# Problem requirements
Copy every line that contains the string "activity" from the entries below.

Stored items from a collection

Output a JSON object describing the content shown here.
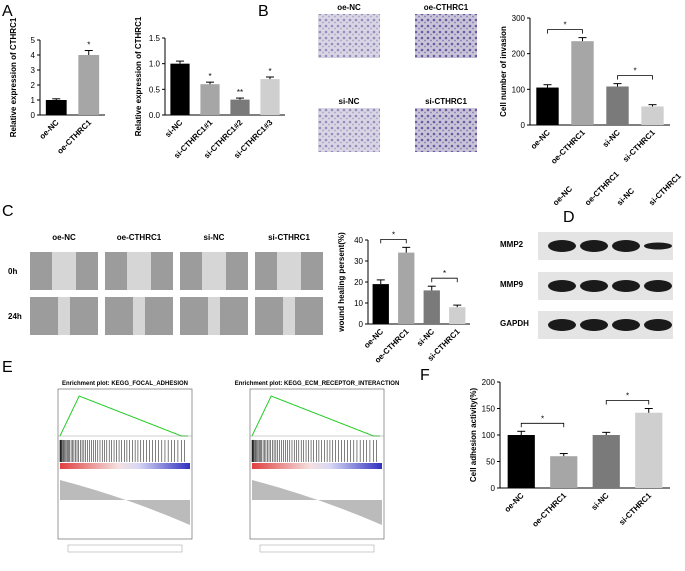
{
  "panel_letters": [
    "A",
    "B",
    "C",
    "D",
    "E",
    "F"
  ],
  "invasion": {
    "labels": [
      "oe-NC",
      "oe-CTHRC1",
      "si-NC",
      "si-CTHRC1"
    ]
  },
  "wound": {
    "columns": [
      "oe-NC",
      "oe-CTHRC1",
      "si-NC",
      "si-CTHRC1"
    ],
    "rows": [
      "0h",
      "24h"
    ]
  },
  "western": {
    "columns": [
      "oe-NC",
      "oe-CTHRC1",
      "si-NC",
      "si-CTHRC1"
    ],
    "rows": [
      "MMP2",
      "MMP9",
      "GAPDH"
    ]
  },
  "gsea": {
    "titles": [
      "Enrichment plot: KEGG_FOCAL_ADHESION",
      "Enrichment plot: KEGG_ECM_RECEPTOR_INTERACTION"
    ]
  },
  "chart_data": [
    {
      "type": "bar",
      "y_label": "Relative expression of CTHRC1",
      "categories": [
        "oe-NC",
        "oe-CTHRC1"
      ],
      "values": [
        1.0,
        4.0
      ],
      "errors": [
        0.08,
        0.3
      ],
      "colors": [
        "#000000",
        "#a6a6a6"
      ],
      "sig_labels": [
        null,
        "*"
      ],
      "ylim": [
        0,
        5
      ],
      "yticks": [
        0,
        1,
        2,
        3,
        4,
        5
      ]
    },
    {
      "type": "bar",
      "y_label": "Relative expression of CTHRC1",
      "categories": [
        "si-NC",
        "si-CTHRC1#1",
        "si-CTHRC1#2",
        "si-CTHRC1#3"
      ],
      "values": [
        1.0,
        0.6,
        0.3,
        0.7
      ],
      "errors": [
        0.05,
        0.04,
        0.03,
        0.04
      ],
      "colors": [
        "#000000",
        "#a6a6a6",
        "#7a7a7a",
        "#cfcfcf"
      ],
      "sig_labels": [
        null,
        "*",
        "**",
        "*"
      ],
      "ylim": [
        0,
        1.5
      ],
      "yticks": [
        {
          "value": 0,
          "label": "0.0"
        },
        0.5,
        {
          "value": 1,
          "label": "1.0"
        },
        1.5
      ]
    },
    {
      "type": "bar",
      "y_label": "Cell number of invasion",
      "categories": [
        "oe-NC",
        "oe-CTHRC1",
        "si-NC",
        "si-CTHRC1"
      ],
      "values": [
        105,
        235,
        108,
        52
      ],
      "errors": [
        8,
        10,
        8,
        5
      ],
      "colors": [
        "#000000",
        "#a6a6a6",
        "#7a7a7a",
        "#cfcfcf"
      ],
      "brackets": [
        {
          "label": "*",
          "from": "oe-NC",
          "to": "oe-CTHRC1"
        },
        {
          "label": "*",
          "from": "si-NC",
          "to": "si-CTHRC1"
        }
      ],
      "ylim": [
        0,
        300
      ],
      "yticks": [
        0,
        100,
        200,
        300
      ]
    },
    {
      "type": "bar",
      "y_label": "wound healing persent(%)",
      "categories": [
        "oe-NC",
        "oe-CTHRC1",
        "si-NC",
        "si-CTHRC1"
      ],
      "values": [
        19,
        34,
        16,
        8
      ],
      "errors": [
        2,
        2.5,
        2,
        1
      ],
      "colors": [
        "#000000",
        "#a6a6a6",
        "#7a7a7a",
        "#cfcfcf"
      ],
      "brackets": [
        {
          "label": "*",
          "from": "oe-NC",
          "to": "oe-CTHRC1"
        },
        {
          "label": "*",
          "from": "si-NC",
          "to": "si-CTHRC1"
        }
      ],
      "ylim": [
        0,
        40
      ],
      "yticks": [
        0,
        10,
        20,
        30,
        40
      ]
    },
    {
      "type": "bar",
      "y_label": "Cell adhesion activity(%)",
      "categories": [
        "oe-NC",
        "oe-CTHRC1",
        "si-NC",
        "si-CTHRC1"
      ],
      "values": [
        100,
        60,
        100,
        142
      ],
      "errors": [
        7,
        5,
        5,
        8
      ],
      "colors": [
        "#000000",
        "#a6a6a6",
        "#7a7a7a",
        "#cfcfcf"
      ],
      "brackets": [
        {
          "label": "*",
          "from": "oe-NC",
          "to": "oe-CTHRC1"
        },
        {
          "label": "*",
          "from": "si-NC",
          "to": "si-CTHRC1"
        }
      ],
      "ylim": [
        0,
        200
      ],
      "yticks": [
        0,
        50,
        100,
        150,
        200
      ]
    }
  ]
}
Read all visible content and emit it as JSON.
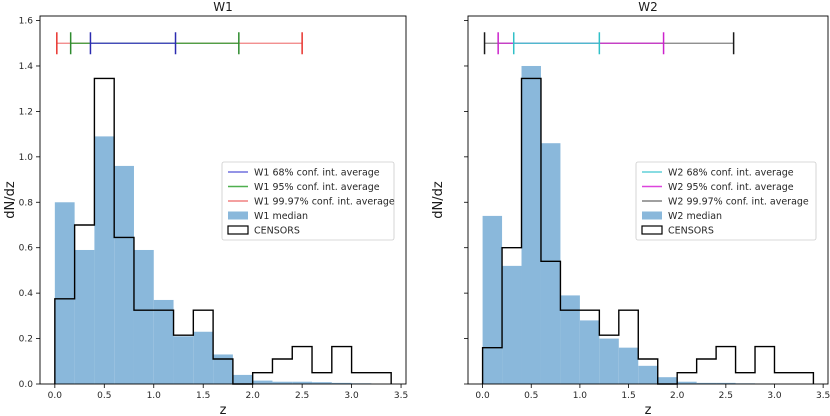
{
  "chart_data": [
    {
      "type": "bar",
      "title": "W1",
      "xlabel": "z",
      "ylabel": "dN/dz",
      "xlim": [
        -0.15,
        3.55
      ],
      "ylim": [
        0,
        1.62
      ],
      "xticks": [
        0.0,
        0.5,
        1.0,
        1.5,
        2.0,
        2.5,
        3.0,
        3.5
      ],
      "xtick_labels": [
        "0.0",
        "0.5",
        "1.0",
        "1.5",
        "2.0",
        "2.5",
        "3.0",
        "3.5"
      ],
      "yticks": [
        0.0,
        0.2,
        0.4,
        0.6,
        0.8,
        1.0,
        1.2,
        1.4,
        1.6
      ],
      "ytick_labels": [
        "0.0",
        "0.2",
        "0.4",
        "0.6",
        "0.8",
        "1.0",
        "1.2",
        "1.4",
        "1.6"
      ],
      "show_ytick_labels": true,
      "median_hist": {
        "name": "W1 median",
        "color": "#8ab8db",
        "edges": [
          0.0,
          0.2,
          0.4,
          0.6,
          0.8,
          1.0,
          1.2,
          1.4,
          1.6,
          1.8,
          2.0,
          2.2,
          2.4,
          2.6,
          2.8,
          3.0,
          3.2,
          3.4
        ],
        "values": [
          0.8,
          0.59,
          1.09,
          0.96,
          0.59,
          0.37,
          0.21,
          0.23,
          0.13,
          0.04,
          0.015,
          0.01,
          0.01,
          0.008,
          0.005,
          0.003,
          0.0
        ]
      },
      "censors_hist": {
        "name": "CENSORS",
        "color": "#000000",
        "edges": [
          0.0,
          0.2,
          0.4,
          0.6,
          0.8,
          1.0,
          1.2,
          1.4,
          1.6,
          1.8,
          2.0,
          2.2,
          2.4,
          2.6,
          2.8,
          3.0,
          3.2,
          3.4
        ],
        "values": [
          0.375,
          0.7,
          1.345,
          0.645,
          0.325,
          0.325,
          0.215,
          0.325,
          0.11,
          0.0,
          0.05,
          0.11,
          0.165,
          0.05,
          0.165,
          0.05,
          0.05
        ]
      },
      "confidence_intervals": {
        "y": 1.5,
        "intervals": [
          {
            "name": "W1 99.97% conf. int. average",
            "color": "#f08080",
            "tick_color": "#e8322d",
            "low": 0.02,
            "high": 2.5
          },
          {
            "name": "W1 95% conf. int. average",
            "color": "#3a9e3a",
            "tick_color": "#2e8b2e",
            "low": 0.16,
            "high": 1.86
          },
          {
            "name": "W1 68% conf. int. average",
            "color": "#4040c8",
            "tick_color": "#2b2bb0",
            "low": 0.36,
            "high": 1.22
          }
        ]
      },
      "legend": {
        "position": "center-right",
        "entries": [
          {
            "label": "W1 68% conf. int. average",
            "kind": "line",
            "color": "#7070dd"
          },
          {
            "label": "W1 95% conf. int. average",
            "kind": "line",
            "color": "#4faf4f"
          },
          {
            "label": "W1 99.97% conf. int. average",
            "kind": "line",
            "color": "#f08080"
          },
          {
            "label": "W1 median",
            "kind": "patch",
            "color": "#8ab8db"
          },
          {
            "label": "CENSORS",
            "kind": "outline",
            "color": "#000000"
          }
        ]
      }
    },
    {
      "type": "bar",
      "title": "W2",
      "xlabel": "z",
      "ylabel": "dN/dz",
      "xlim": [
        -0.15,
        3.55
      ],
      "ylim": [
        0,
        1.62
      ],
      "xticks": [
        0.0,
        0.5,
        1.0,
        1.5,
        2.0,
        2.5,
        3.0,
        3.5
      ],
      "xtick_labels": [
        "0.0",
        "0.5",
        "1.0",
        "1.5",
        "2.0",
        "2.5",
        "3.0",
        "3.5"
      ],
      "yticks": [
        0.0,
        0.2,
        0.4,
        0.6,
        0.8,
        1.0,
        1.2,
        1.4,
        1.6
      ],
      "ytick_labels": [
        "",
        "",
        "",
        "",
        "",
        "",
        "",
        "",
        ""
      ],
      "show_ytick_labels": false,
      "median_hist": {
        "name": "W2 median",
        "color": "#8ab8db",
        "edges": [
          0.0,
          0.2,
          0.4,
          0.6,
          0.8,
          1.0,
          1.2,
          1.4,
          1.6,
          1.8,
          2.0,
          2.2,
          2.4,
          2.6,
          2.8,
          3.0,
          3.2,
          3.4
        ],
        "values": [
          0.74,
          0.52,
          1.4,
          1.06,
          0.39,
          0.28,
          0.2,
          0.16,
          0.08,
          0.03,
          0.01,
          0.005,
          0.005,
          0.003,
          0.002,
          0.0,
          0.0
        ]
      },
      "censors_hist": {
        "name": "CENSORS",
        "color": "#000000",
        "edges": [
          0.0,
          0.2,
          0.4,
          0.6,
          0.8,
          1.0,
          1.2,
          1.4,
          1.6,
          1.8,
          2.0,
          2.2,
          2.4,
          2.6,
          2.8,
          3.0,
          3.2,
          3.4
        ],
        "values": [
          0.16,
          0.6,
          1.345,
          0.54,
          0.325,
          0.325,
          0.215,
          0.325,
          0.11,
          0.0,
          0.05,
          0.11,
          0.165,
          0.05,
          0.165,
          0.05,
          0.05
        ]
      },
      "confidence_intervals": {
        "y": 1.5,
        "intervals": [
          {
            "name": "W2 99.97% conf. int. average",
            "color": "#808080",
            "tick_color": "#1a1a1a",
            "low": 0.02,
            "high": 2.58
          },
          {
            "name": "W2 95% conf. int. average",
            "color": "#cc33cc",
            "tick_color": "#cc22cc",
            "low": 0.16,
            "high": 1.86
          },
          {
            "name": "W2 68% conf. int. average",
            "color": "#40c8d0",
            "tick_color": "#30c0c8",
            "low": 0.32,
            "high": 1.2
          }
        ]
      },
      "legend": {
        "position": "center-right",
        "entries": [
          {
            "label": "W2 68% conf. int. average",
            "kind": "line",
            "color": "#60d0d8"
          },
          {
            "label": "W2 95% conf. int. average",
            "kind": "line",
            "color": "#dd44dd"
          },
          {
            "label": "W2 99.97% conf. int. average",
            "kind": "line",
            "color": "#808080"
          },
          {
            "label": "W2 median",
            "kind": "patch",
            "color": "#8ab8db"
          },
          {
            "label": "CENSORS",
            "kind": "outline",
            "color": "#000000"
          }
        ]
      }
    }
  ]
}
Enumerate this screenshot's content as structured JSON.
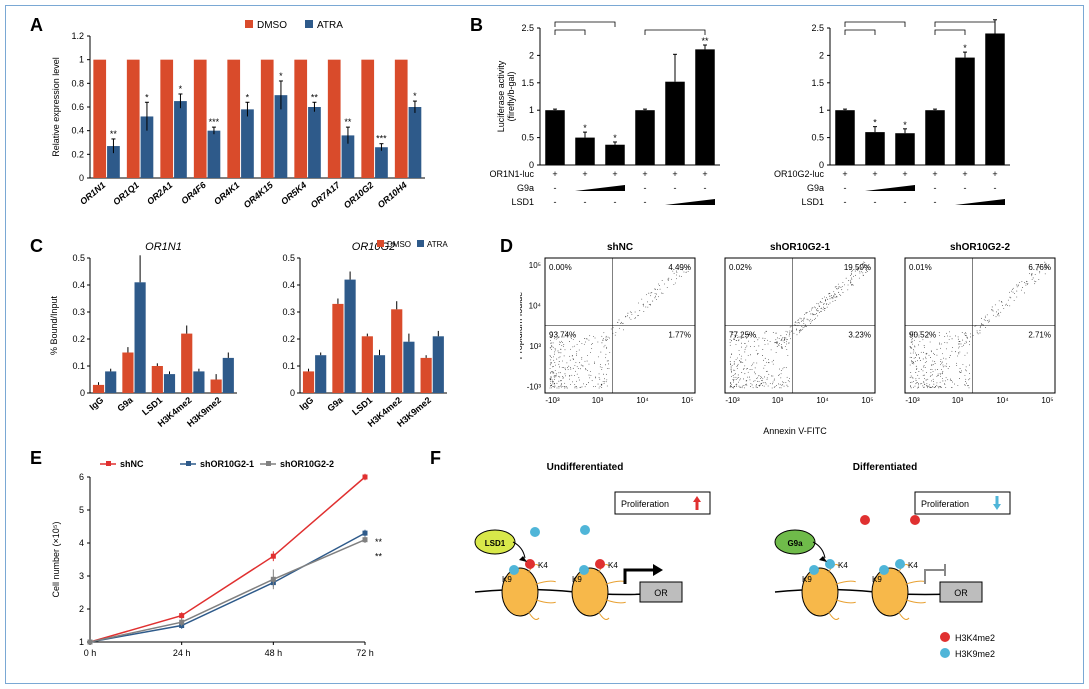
{
  "panelA": {
    "label": "A",
    "legend": [
      "DMSO",
      "ATRA"
    ],
    "legend_colors": [
      "#d94b2b",
      "#2e5a8a"
    ],
    "y_label": "Relative expression level",
    "y_ticks": [
      0,
      0.2,
      0.4,
      0.6,
      0.8,
      1,
      1.2
    ],
    "categories": [
      "OR1N1",
      "OR1Q1",
      "OR2A1",
      "OR4F6",
      "OR4K1",
      "OR4K15",
      "OR5K4",
      "OR7A17",
      "OR10G2",
      "OR10H4"
    ],
    "dmso": [
      1,
      1,
      1,
      1,
      1,
      1,
      1,
      1,
      1,
      1
    ],
    "atra": [
      0.27,
      0.52,
      0.65,
      0.4,
      0.58,
      0.7,
      0.6,
      0.36,
      0.26,
      0.6
    ],
    "atra_err": [
      0.06,
      0.12,
      0.06,
      0.03,
      0.06,
      0.12,
      0.04,
      0.07,
      0.03,
      0.05
    ],
    "sig": [
      "**",
      "*",
      "*",
      "***",
      "*",
      "*",
      "**",
      "**",
      "***",
      "*"
    ],
    "title_fontsize": 10,
    "bar_width": 0.38
  },
  "panelB": {
    "label": "B",
    "y_label": "Luciferase activity\n(firefly/b-gal)",
    "left": {
      "row_labels": [
        "OR1N1-luc",
        "G9a",
        "LSD1"
      ],
      "y_ticks": [
        0,
        0.5,
        1,
        1.5,
        2,
        2.5
      ],
      "values": [
        1,
        0.5,
        0.37,
        1,
        1.52,
        2.11
      ],
      "err": [
        0.02,
        0.1,
        0.05,
        0.02,
        0.5,
        0.08
      ],
      "sig": [
        "",
        "*",
        "*",
        "",
        "",
        "**"
      ],
      "brackets": [
        [
          0,
          1
        ],
        [
          0,
          2
        ],
        [
          3,
          5
        ]
      ]
    },
    "right": {
      "row_labels": [
        "OR10G2-luc",
        "G9a",
        "LSD1"
      ],
      "y_ticks": [
        0,
        0.5,
        1,
        1.5,
        2,
        2.5
      ],
      "values": [
        1,
        0.6,
        0.58,
        1,
        1.96,
        2.4
      ],
      "err": [
        0.02,
        0.1,
        0.08,
        0.02,
        0.1,
        0.25
      ],
      "sig": [
        "",
        "*",
        "*",
        "",
        "*",
        "**"
      ],
      "brackets": [
        [
          0,
          1
        ],
        [
          0,
          2
        ],
        [
          3,
          4
        ],
        [
          3,
          5
        ]
      ]
    },
    "bar_color": "#000000"
  },
  "panelC": {
    "label": "C",
    "legend": [
      "DMSO",
      "ATRA"
    ],
    "legend_colors": [
      "#d94b2b",
      "#2e5a8a"
    ],
    "y_label": "% Bound/Input",
    "categories": [
      "IgG",
      "G9a",
      "LSD1",
      "H3K4me2",
      "H3K9me2"
    ],
    "left": {
      "title": "OR1N1",
      "y_ticks": [
        0,
        0.1,
        0.2,
        0.3,
        0.4,
        0.5
      ],
      "dmso": [
        0.03,
        0.15,
        0.1,
        0.22,
        0.05
      ],
      "atra": [
        0.08,
        0.41,
        0.07,
        0.08,
        0.13
      ],
      "derr": [
        0.01,
        0.02,
        0.01,
        0.03,
        0.02
      ],
      "aerr": [
        0.01,
        0.1,
        0.01,
        0.01,
        0.02
      ]
    },
    "right": {
      "title": "OR10G2",
      "y_ticks": [
        0,
        0.1,
        0.2,
        0.3,
        0.4,
        0.5
      ],
      "dmso": [
        0.08,
        0.33,
        0.21,
        0.31,
        0.13
      ],
      "atra": [
        0.14,
        0.42,
        0.14,
        0.19,
        0.21
      ],
      "derr": [
        0.01,
        0.02,
        0.01,
        0.03,
        0.01
      ],
      "aerr": [
        0.01,
        0.03,
        0.02,
        0.03,
        0.02
      ]
    }
  },
  "panelD": {
    "label": "D",
    "x_label": "Annexin V-FITC",
    "y_label": "Propidium Iodide",
    "axis_ticks": [
      "-10³",
      "10³",
      "10⁴",
      "10⁵"
    ],
    "plots": [
      {
        "title": "shNC",
        "q": [
          "0.00%",
          "4.49%",
          "93.74%",
          "1.77%"
        ]
      },
      {
        "title": "shOR10G2-1",
        "q": [
          "0.02%",
          "19.50%",
          "77.25%",
          "3.23%"
        ]
      },
      {
        "title": "shOR10G2-2",
        "q": [
          "0.01%",
          "6.76%",
          "90.52%",
          "2.71%"
        ]
      }
    ]
  },
  "panelE": {
    "label": "E",
    "y_label": "Cell number (×10⁵)",
    "x_ticks": [
      "0 h",
      "24 h",
      "48 h",
      "72 h"
    ],
    "y_ticks": [
      1,
      2,
      3,
      4,
      5,
      6
    ],
    "series": [
      {
        "name": "shNC",
        "color": "#e03030",
        "values": [
          1,
          1.8,
          3.6,
          6.0
        ],
        "err": [
          0,
          0.1,
          0.15,
          0.1
        ]
      },
      {
        "name": "shOR10G2-1",
        "color": "#2e5a8a",
        "values": [
          1,
          1.5,
          2.8,
          4.3
        ],
        "err": [
          0,
          0.1,
          0.12,
          0.1
        ],
        "sig": "**"
      },
      {
        "name": "shOR10G2-2",
        "color": "#808080",
        "values": [
          1,
          1.6,
          2.9,
          4.1
        ],
        "err": [
          0,
          0.12,
          0.3,
          0.1
        ],
        "sig": "**"
      }
    ]
  },
  "panelF": {
    "label": "F",
    "left_title": "Undifferentiated",
    "right_title": "Differentiated",
    "prolif_up": "Proliferation ",
    "prolif_down": "Proliferation ",
    "or_label": "OR",
    "lsd1": "LSD1",
    "g9a": "G9a",
    "k4": "K4",
    "k9": "K9",
    "legend": [
      {
        "color": "#e03030",
        "label": "H3K4me2"
      },
      {
        "color": "#4fb5d8",
        "label": "H3K9me2"
      }
    ]
  }
}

# Written answer
      "y_label": "Cell adhesion activity(%)",
    "y_label": "Luciferase activity\n(firefly/b-gal)",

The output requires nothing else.